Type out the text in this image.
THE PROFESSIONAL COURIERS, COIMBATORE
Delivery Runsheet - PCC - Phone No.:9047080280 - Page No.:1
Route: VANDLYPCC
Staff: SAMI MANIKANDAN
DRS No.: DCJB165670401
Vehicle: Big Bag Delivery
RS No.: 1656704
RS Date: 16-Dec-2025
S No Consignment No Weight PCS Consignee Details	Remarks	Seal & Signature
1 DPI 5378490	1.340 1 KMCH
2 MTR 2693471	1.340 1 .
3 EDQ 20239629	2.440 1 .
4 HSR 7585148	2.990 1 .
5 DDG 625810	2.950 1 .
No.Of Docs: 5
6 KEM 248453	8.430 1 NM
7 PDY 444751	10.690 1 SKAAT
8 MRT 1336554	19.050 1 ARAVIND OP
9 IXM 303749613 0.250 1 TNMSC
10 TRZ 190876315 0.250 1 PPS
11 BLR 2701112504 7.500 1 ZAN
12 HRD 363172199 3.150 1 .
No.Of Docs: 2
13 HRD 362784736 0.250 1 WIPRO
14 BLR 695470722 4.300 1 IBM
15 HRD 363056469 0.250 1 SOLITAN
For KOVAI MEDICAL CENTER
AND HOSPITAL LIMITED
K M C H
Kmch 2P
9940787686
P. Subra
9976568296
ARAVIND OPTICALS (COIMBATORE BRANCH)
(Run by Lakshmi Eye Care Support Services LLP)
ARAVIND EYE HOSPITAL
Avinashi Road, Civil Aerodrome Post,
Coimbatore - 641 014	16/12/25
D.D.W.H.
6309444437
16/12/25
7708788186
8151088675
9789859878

————

### [WHAT THE TASK ASKS]
Only a number is wanted: how many lines of the material include the word "HOSPITAL".

### [ANSWER TO THIS EXERCISE]
2